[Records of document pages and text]
* * * * * * *

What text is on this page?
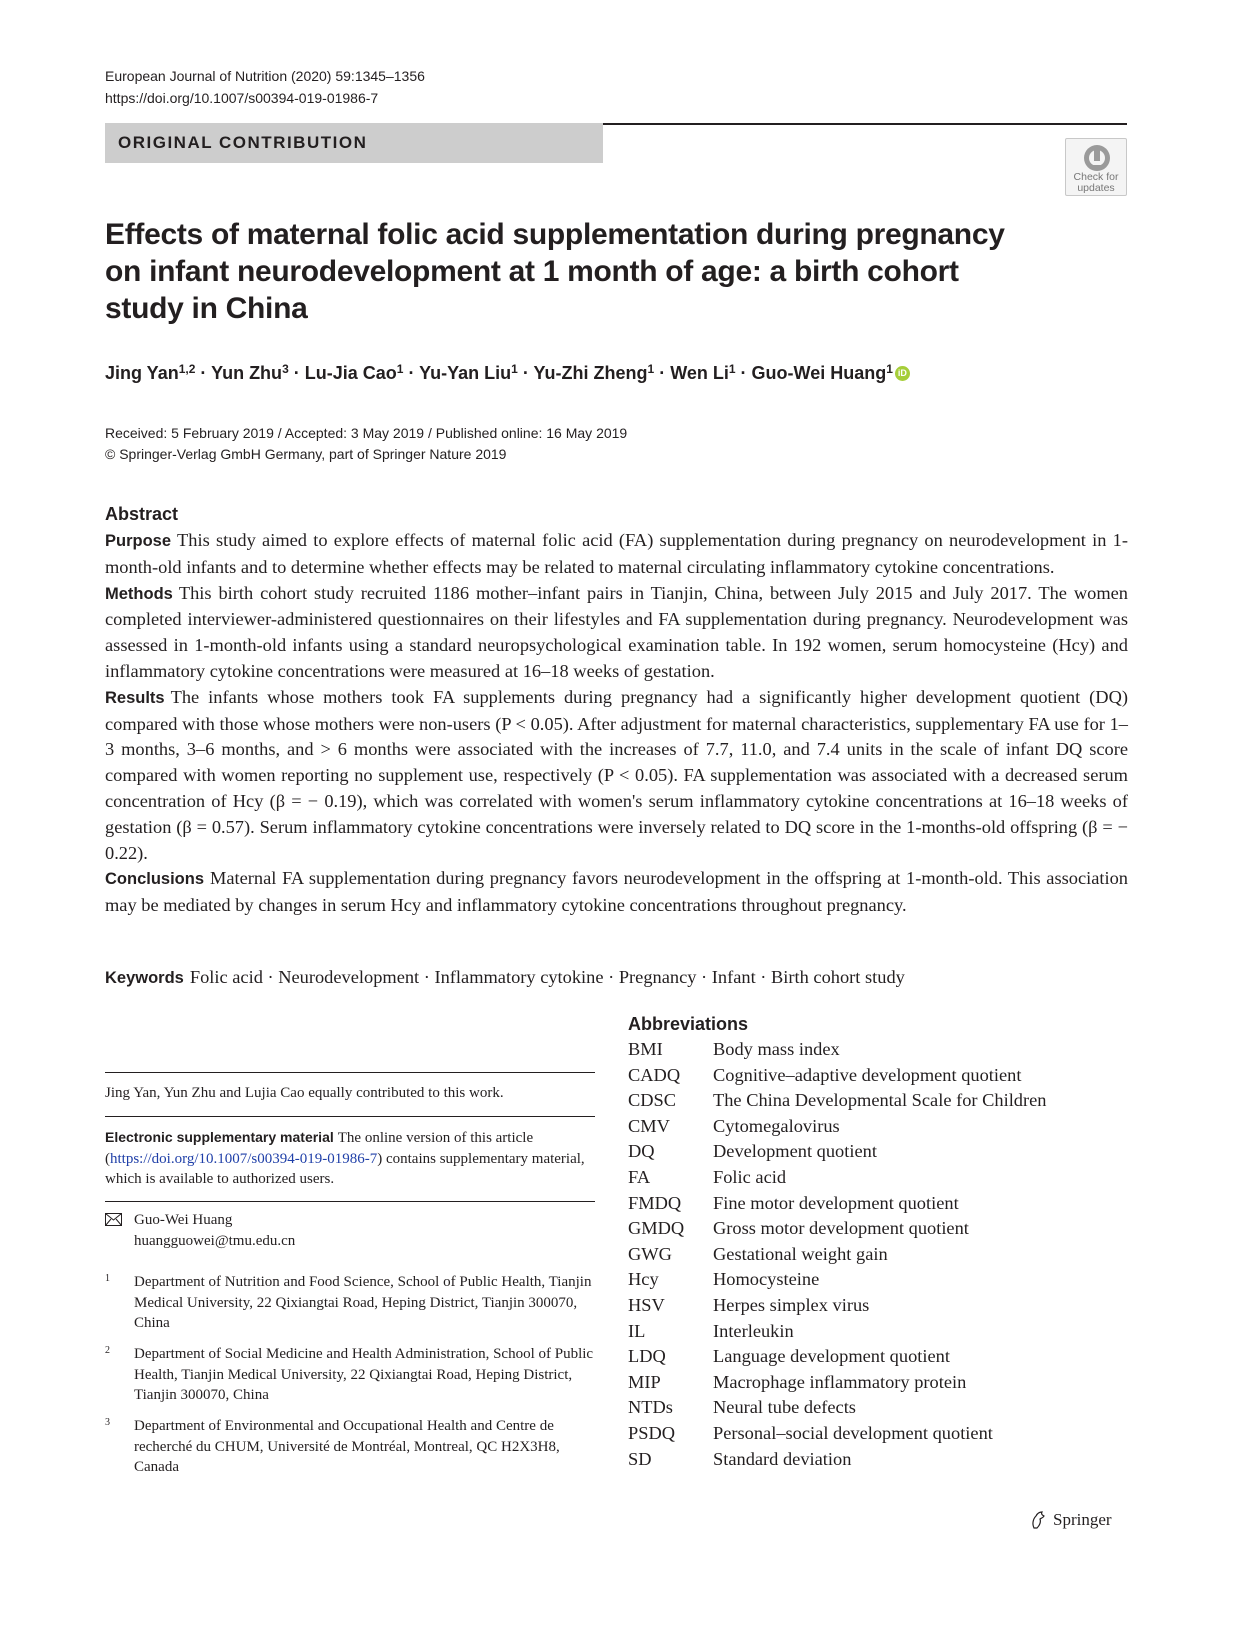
European Journal of Nutrition (2020) 59:1345–1356
https://doi.org/10.1007/s00394-019-01986-7
ORIGINAL CONTRIBUTION
Check for
updates
Effects of maternal folic acid supplementation during pregnancy on infant neurodevelopment at 1 month of age: a birth cohort study in China
Jing Yan$^{1,2}$ · Yun Zhu$^3$ · Lu-Jia Cao$^1$ · Yu-Yan Liu$^1$ · Yu-Zhi Zheng$^1$ · Wen $Li^1 \cdot Guo-Wei$ Huang$^1$ iD
Received: 5 February 2019 / Accepted: 3 May 2019 / Published online: 16 May 2019
© Springer-Verlag GmbH Germany, part of Springer Nature 2019
Abstract

Purpose This study aimed to explore effects of maternal folic acid (FA) supplementation during pregnancy on neurodevelopment in 1-month-old infants and to determine whether effects may be related to maternal circulating inflammatory cytokine concentrations.

Methods This birth cohort study recruited 1186 mother–infant pairs in Tianjin, China, between July 2015 and July 2017. The women completed interviewer-administered questionnaires on their lifestyles and FA supplementation during pregnancy. Neurodevelopment was assessed in 1-month-old infants using a standard neuropsychological examination table. In 192 women, serum homocysteine (Hcy) and inflammatory cytokine concentrations were measured at 16–18 weeks of gestation.

Results The infants whose mothers took FA supplements during pregnancy had a significantly higher development quotient (DQ) compared with those whose mothers were non-users (P < 0.05). After adjustment for maternal characteristics, supplementary FA use for 1–3 months, 3–6 months, and > 6 months were associated with the increases of 7.7, 11.0, and 7.4 units in the scale of infant DQ score compared with women reporting no supplement use, respectively (P < 0.05). FA supplementation was associated with a decreased serum concentration of Hcy (β = − 0.19), which was correlated with women's serum inflammatory cytokine concentrations at 16–18 weeks of gestation (β = 0.57). Serum inflammatory cytokine concentrations were inversely related to DQ score in the 1-months-old offspring (β = − 0.22).

Conclusions Maternal FA supplementation during pregnancy favors neurodevelopment in the offspring at 1-month-old. This association may be mediated by changes in serum Hcy and inflammatory cytokine concentrations throughout pregnancy.

Keywords Folic acid · Neurodevelopment · Inflammatory cytokine · Pregnancy · Infant · Birth cohort study
Jing Yan, Yun Zhu and Lujia Cao equally contributed to this work.
Electronic supplementary material The online version of this article (https://doi.org/10.1007/s00394-019-01986-7) contains supplementary material, which is available to authorized users.
Guo-Wei Huang
huangguowei@tmu.edu.cn
1 Department of Nutrition and Food Science, School of Public Health, Tianjin Medical University, 22 Qixiangtai Road, Heping District, Tianjin 300070, China
2 Department of Social Medicine and Health Administration, School of Public Health, Tianjin Medical University, 22 Qixiangtai Road, Heping District, Tianjin 300070, China
3 Department of Environmental and Occupational Health and Centre de recherché du CHUM, Université de Montréal, Montreal, QC H2X3H8, Canada
Abbreviations
BMI	Body mass index
CADQ Cognitive–adaptive development quotient
CDSC The China Developmental Scale for Children
CMV Cytomegalovirus
DQ	Development quotient
FA	Folic acid
FMDQ Fine motor development quotient
GMDQ Gross motor development quotient
GWG Gestational weight gain
Hcy	Homocysteine
HSV	Herpes simplex virus
IL	Interleukin
LDQ	Language development quotient
MIP	Macrophage inflammatory protein
NTDs Neural tube defects
PSDQ Personal–social development quotient
SD	Standard deviation
Springer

* * * * * * *

_Task goal_
Output the entries exactly as they appear, with no pictures included.

_Reply_
What text is on this page?
European Journal of Nutrition (2020) 59:1345–1356
https://doi.org/10.1007/s00394-019-01986-7
ORIGINAL CONTRIBUTION
Check for
updates
Effects of maternal folic acid supplementation during pregnancy on infant neurodevelopment at 1 month of age: a birth cohort study in China
Jing Yan$^{1,2}$ · Yun Zhu$^3$ · Lu-Jia Cao$^1$ · Yu-Yan Liu$^1$ · Yu-Zhi Zheng$^1$ · Wen $Li^1 \cdot Guo-Wei$ Huang$^1$ iD
Received: 5 February 2019 / Accepted: 3 May 2019 / Published online: 16 May 2019
© Springer-Verlag GmbH Germany, part of Springer Nature 2019
Abstract

Purpose This study aimed to explore effects of maternal folic acid (FA) supplementation during pregnancy on neurodevelopment in 1-month-old infants and to determine whether effects may be related to maternal circulating inflammatory cytokine concentrations.

Methods This birth cohort study recruited 1186 mother–infant pairs in Tianjin, China, between July 2015 and July 2017. The women completed interviewer-administered questionnaires on their lifestyles and FA supplementation during pregnancy. Neurodevelopment was assessed in 1-month-old infants using a standard neuropsychological examination table. In 192 women, serum homocysteine (Hcy) and inflammatory cytokine concentrations were measured at 16–18 weeks of gestation.

Results The infants whose mothers took FA supplements during pregnancy had a significantly higher development quotient (DQ) compared with those whose mothers were non-users (P < 0.05). After adjustment for maternal characteristics, supplementary FA use for 1–3 months, 3–6 months, and > 6 months were associated with the increases of 7.7, 11.0, and 7.4 units in the scale of infant DQ score compared with women reporting no supplement use, respectively (P < 0.05). FA supplementation was associated with a decreased serum concentration of Hcy (β = − 0.19), which was correlated with women's serum inflammatory cytokine concentrations at 16–18 weeks of gestation (β = 0.57). Serum inflammatory cytokine concentrations were inversely related to DQ score in the 1-months-old offspring (β = − 0.22).

Conclusions Maternal FA supplementation during pregnancy favors neurodevelopment in the offspring at 1-month-old. This association may be mediated by changes in serum Hcy and inflammatory cytokine concentrations throughout pregnancy.

Keywords Folic acid · Neurodevelopment · Inflammatory cytokine · Pregnancy · Infant · Birth cohort study
Jing Yan, Yun Zhu and Lujia Cao equally contributed to this work.
Electronic supplementary material The online version of this article (https://doi.org/10.1007/s00394-019-01986-7) contains supplementary material, which is available to authorized users.
Guo-Wei Huang
huangguowei@tmu.edu.cn
1 Department of Nutrition and Food Science, School of Public Health, Tianjin Medical University, 22 Qixiangtai Road, Heping District, Tianjin 300070, China
2 Department of Social Medicine and Health Administration, School of Public Health, Tianjin Medical University, 22 Qixiangtai Road, Heping District, Tianjin 300070, China
3 Department of Environmental and Occupational Health and Centre de recherché du CHUM, Université de Montréal, Montreal, QC H2X3H8, Canada
Abbreviations
BMI	Body mass index
CADQ Cognitive–adaptive development quotient
CDSC The China Developmental Scale for Children
CMV Cytomegalovirus
DQ	Development quotient
FA	Folic acid
FMDQ Fine motor development quotient
GMDQ Gross motor development quotient
GWG Gestational weight gain
Hcy	Homocysteine
HSV	Herpes simplex virus
IL	Interleukin
LDQ	Language development quotient
MIP	Macrophage inflammatory protein
NTDs Neural tube defects
PSDQ Personal–social development quotient
SD	Standard deviation
Springer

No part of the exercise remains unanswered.